The Lord is my shepherd (again)
The twenty-third psalm is up again for next Sunday, another slightly different version. I’ve mentioned before how our idea of the Shepherd is different from Jesus’ (and from any Jewish reading of the psalm, and it was theirs long before it was also ours), but this time I want to look at the sheep. In the Psalms, God is the shepherd and we are the sheep.
Sheep are cute, sheep are beaut
My title is from a children’s song by the Australian musician Don Spencer. We were given a cassette when the children were little and we were doing a lot of car journeys. I think the whole family can still sing it word-perfect. In fact, the real title of the song is Bob the Kelpie, because it’s actually about the sheepdog, and if we’d had YouTube in those days, I’m sure the children would have adored the film, although I find it slightly surreal with the singer lounging in a doorway with his guitar while the hard work of shearing goes on inside the shed.
We call it ‘Sheep are cute sheep are beaut’, not just because it’s the first line, has a catchy tune or because it’s an audacious rhyme (we love those). Mainly I think it sticks in the mind because those aren’t the obvious adjectives anyone would use about sheep. Lambs are cute and cuddly (in cartoons and at a distance). I particularly like the way their tails rotate when they feed (babies can only grunt and knead with their fists in similar circumstances). Adult sheep however are not the most attractive of animals.
Features of adult sheep
There are more human sheep than real mountain sheep in the psalms, by a small margin. Why are we so often described as sheep? In the rest of the Old Testament, it’s the standard image to describe the relationship between God and his people. Sheep aren’t stupid, by any means; you only have to look at one to see the crafty intelligence in its eyes; but they are wilful and wayward. They need a shepherd to give them any sort of higher purpose and to make them worthwhile. They can’t even shed their own skin, as a snake can do. A neglected sheep just gets woolier and woolier, not good for the sheep or for anyone else. The parallels are easy to draw!

Dataset excerpts:
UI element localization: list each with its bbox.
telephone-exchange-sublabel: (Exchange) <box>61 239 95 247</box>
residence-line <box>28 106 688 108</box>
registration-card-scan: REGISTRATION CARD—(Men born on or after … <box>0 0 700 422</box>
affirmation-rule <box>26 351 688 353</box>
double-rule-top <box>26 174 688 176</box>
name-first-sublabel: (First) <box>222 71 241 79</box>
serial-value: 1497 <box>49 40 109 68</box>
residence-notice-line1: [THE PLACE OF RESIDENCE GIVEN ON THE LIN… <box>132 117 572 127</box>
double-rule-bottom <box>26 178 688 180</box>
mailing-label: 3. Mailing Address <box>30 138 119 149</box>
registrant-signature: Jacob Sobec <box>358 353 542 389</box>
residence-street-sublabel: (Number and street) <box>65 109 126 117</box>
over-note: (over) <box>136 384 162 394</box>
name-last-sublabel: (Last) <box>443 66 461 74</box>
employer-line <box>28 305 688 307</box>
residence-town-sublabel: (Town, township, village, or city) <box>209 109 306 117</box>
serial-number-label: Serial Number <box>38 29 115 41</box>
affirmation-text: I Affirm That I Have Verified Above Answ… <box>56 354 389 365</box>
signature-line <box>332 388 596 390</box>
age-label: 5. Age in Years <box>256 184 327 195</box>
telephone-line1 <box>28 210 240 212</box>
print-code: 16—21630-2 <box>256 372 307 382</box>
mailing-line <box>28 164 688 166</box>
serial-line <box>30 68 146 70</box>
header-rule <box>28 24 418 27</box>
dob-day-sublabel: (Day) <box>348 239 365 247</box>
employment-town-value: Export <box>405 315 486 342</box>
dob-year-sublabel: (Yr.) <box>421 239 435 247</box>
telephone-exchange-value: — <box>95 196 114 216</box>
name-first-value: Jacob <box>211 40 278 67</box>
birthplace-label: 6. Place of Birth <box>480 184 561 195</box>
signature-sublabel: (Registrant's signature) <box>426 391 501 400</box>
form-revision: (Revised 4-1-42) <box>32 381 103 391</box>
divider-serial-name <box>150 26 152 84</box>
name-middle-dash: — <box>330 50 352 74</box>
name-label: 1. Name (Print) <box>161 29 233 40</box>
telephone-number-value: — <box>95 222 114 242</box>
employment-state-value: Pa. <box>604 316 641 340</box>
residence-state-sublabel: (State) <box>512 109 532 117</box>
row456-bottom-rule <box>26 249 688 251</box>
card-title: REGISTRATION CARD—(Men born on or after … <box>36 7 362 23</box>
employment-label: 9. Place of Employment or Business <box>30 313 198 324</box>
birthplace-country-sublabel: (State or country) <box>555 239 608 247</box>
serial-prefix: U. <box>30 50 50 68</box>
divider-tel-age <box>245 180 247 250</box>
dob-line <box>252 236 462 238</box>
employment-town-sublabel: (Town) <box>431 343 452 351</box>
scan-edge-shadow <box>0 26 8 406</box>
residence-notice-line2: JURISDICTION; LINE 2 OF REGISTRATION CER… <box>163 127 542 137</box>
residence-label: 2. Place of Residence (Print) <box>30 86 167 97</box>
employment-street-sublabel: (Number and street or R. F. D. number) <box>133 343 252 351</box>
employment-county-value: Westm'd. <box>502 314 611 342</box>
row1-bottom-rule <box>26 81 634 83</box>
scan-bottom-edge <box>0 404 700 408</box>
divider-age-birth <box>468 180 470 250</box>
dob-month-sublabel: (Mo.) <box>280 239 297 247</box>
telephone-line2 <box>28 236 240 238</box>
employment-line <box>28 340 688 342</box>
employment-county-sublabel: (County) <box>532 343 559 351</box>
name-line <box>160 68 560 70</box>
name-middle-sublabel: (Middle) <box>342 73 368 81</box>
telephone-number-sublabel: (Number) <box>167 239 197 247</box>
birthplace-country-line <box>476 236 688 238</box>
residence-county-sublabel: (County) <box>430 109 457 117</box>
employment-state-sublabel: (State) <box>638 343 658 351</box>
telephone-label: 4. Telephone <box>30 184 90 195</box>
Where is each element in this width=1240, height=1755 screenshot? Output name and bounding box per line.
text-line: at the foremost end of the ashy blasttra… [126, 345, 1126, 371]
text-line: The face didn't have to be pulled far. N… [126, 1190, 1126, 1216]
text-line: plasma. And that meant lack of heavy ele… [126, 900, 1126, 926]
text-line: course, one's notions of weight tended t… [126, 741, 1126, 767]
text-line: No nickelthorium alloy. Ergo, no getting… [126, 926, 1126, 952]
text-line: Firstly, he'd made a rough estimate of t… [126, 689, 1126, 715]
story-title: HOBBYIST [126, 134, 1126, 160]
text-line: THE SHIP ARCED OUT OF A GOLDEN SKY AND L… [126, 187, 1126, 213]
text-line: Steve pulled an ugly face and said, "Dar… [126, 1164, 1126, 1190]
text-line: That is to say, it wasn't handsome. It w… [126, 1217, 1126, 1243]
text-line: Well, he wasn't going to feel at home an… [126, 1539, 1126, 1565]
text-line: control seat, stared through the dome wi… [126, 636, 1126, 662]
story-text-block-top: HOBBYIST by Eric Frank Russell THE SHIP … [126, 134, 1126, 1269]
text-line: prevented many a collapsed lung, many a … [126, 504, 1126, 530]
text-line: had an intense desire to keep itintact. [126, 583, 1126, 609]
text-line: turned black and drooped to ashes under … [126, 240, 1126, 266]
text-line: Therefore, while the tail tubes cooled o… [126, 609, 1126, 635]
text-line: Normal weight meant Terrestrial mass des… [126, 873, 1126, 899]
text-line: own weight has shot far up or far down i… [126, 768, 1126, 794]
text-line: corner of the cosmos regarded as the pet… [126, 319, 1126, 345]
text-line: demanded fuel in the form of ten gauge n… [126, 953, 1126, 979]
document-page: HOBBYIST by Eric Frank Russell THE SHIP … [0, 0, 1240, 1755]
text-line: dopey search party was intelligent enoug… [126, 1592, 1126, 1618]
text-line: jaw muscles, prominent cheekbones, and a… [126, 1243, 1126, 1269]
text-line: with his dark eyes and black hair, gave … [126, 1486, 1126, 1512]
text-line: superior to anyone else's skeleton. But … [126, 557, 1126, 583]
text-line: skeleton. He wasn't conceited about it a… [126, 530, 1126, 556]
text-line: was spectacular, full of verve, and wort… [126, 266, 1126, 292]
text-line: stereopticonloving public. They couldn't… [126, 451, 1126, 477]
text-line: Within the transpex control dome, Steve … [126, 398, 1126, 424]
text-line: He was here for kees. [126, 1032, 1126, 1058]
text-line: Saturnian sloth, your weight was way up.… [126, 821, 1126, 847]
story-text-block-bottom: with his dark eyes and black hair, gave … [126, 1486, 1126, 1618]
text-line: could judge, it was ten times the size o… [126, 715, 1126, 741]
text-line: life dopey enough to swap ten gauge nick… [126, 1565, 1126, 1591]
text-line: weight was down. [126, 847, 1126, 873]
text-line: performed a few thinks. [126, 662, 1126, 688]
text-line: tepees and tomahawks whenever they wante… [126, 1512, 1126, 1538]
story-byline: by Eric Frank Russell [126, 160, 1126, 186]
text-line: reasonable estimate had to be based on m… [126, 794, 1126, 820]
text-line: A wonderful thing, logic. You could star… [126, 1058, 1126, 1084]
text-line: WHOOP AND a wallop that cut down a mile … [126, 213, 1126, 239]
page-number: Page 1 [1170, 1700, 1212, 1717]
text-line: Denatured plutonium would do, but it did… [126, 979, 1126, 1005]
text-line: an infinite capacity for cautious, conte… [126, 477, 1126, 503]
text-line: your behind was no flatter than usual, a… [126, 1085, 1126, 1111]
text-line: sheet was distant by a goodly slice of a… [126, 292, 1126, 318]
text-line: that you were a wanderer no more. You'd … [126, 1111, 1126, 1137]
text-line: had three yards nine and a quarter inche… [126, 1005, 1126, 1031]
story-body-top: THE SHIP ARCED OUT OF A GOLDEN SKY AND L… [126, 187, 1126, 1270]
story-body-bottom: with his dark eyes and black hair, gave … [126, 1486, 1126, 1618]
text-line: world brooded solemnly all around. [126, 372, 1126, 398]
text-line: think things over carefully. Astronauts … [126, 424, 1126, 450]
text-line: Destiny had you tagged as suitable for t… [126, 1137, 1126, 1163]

Stated task A: The post on the twenty-third psalm gives reasons why the family calls the song "Sheep are cute sheep are beaut." List each reason.
Stated task B: In the post on the twenty-third psalm, what is the real title of the Don Spencer song?
Stated task C: Pick up the post on the twenty-third psalm after its final sentence and carry on writing it.

Task response A:
- It is the song's first line.
- It has a catchy tune.
- It is an audacious rhyme.
- Mainly, "cute" and "beaut" are not the obvious adjectives anyone would use about sheep.

Task response B: Bob the Kelpie

Task response C:
Music demonstrating sheep qualities
All we like sheep have gone astray is one of the best choruses to sing in the whole Messiah, with all the exciting dodging about; and in He shall feed his flock, the difference between unlimited careering around and the order brought by the shepherd is demonstrated clearly by the music in its peaceful linear progression. As they say to aspiring film directors, show, don’t tell, and Handel is brilliant at this.
No poems about sheep
There are plenty of poems about horses (e.g. The Arab’s farewell to his steed), dogs (e.g. To Flush, my dog), and even cats (e.g. My cat Jeoffry). There are poems about lambs (Blake springing immediately to mind), but though there are lots of poems where sheep figure as part of the landscape, I can’t think of any where they star, apart from nursery rhymes (Baa baa black sheep, incidentally the first song to be played on a computer) or joke poems. Sentiment seems to be the usual driver for animal poems, apart from some rare exceptions, and sheep are not sentimental. Chesterton could maybe have written one as a companion piece to his donkey poem, but he didn’t as far as I know.
When we talk about people being like sheep in a modern context, it is not usually complimentary. But I think this is because we are no longer an agricultural society. If you read about what shepherds or farmers think about sheep, a different picture emerges. For them, they are important and precious, of worth not only monetary.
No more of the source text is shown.